[Stored data]
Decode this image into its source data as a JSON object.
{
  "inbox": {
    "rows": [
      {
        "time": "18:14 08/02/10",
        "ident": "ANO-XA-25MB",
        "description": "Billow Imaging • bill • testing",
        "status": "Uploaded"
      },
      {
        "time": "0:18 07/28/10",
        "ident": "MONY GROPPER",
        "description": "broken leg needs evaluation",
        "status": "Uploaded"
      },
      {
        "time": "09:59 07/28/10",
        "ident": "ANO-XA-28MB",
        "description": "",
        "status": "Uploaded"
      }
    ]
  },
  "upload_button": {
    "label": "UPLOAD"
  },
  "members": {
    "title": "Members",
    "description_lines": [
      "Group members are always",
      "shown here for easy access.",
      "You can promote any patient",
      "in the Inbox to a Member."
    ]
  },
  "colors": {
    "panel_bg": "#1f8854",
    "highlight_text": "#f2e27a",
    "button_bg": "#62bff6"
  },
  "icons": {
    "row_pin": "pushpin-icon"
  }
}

Aim of the task:
Show every line from the entries above in which the word "time" appears.

The result:
        "time": "18:14 08/02/10",
        "time": "0:18 07/28/10",
        "time": "09:59 07/28/10",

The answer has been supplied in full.